──────── EXCERPTED DATA

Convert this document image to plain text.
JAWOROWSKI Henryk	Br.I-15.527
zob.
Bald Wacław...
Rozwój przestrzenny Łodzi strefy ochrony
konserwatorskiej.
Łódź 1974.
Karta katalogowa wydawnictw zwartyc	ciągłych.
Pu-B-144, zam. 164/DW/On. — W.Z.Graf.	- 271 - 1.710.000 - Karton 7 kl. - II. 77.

────────────────
──────── EXCERPTED DATA

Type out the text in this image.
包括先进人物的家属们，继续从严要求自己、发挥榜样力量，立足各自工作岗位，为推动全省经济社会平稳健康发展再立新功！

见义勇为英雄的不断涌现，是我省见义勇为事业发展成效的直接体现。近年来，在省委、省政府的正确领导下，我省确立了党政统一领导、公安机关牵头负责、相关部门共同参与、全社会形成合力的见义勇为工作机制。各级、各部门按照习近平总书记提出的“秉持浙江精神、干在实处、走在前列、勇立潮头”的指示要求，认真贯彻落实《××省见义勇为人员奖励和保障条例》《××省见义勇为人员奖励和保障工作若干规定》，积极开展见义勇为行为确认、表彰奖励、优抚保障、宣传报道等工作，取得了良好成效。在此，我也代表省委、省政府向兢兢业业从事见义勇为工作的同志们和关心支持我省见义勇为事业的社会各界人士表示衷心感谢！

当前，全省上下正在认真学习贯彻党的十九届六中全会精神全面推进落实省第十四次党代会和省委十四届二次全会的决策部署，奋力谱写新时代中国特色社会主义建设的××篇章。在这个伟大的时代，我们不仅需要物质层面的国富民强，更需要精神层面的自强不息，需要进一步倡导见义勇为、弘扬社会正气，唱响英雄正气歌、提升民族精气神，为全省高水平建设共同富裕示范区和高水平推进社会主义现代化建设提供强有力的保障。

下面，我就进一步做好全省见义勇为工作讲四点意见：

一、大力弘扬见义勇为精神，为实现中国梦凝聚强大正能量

────────────────

Answer with one number: how many lines in the listing hold "this".

2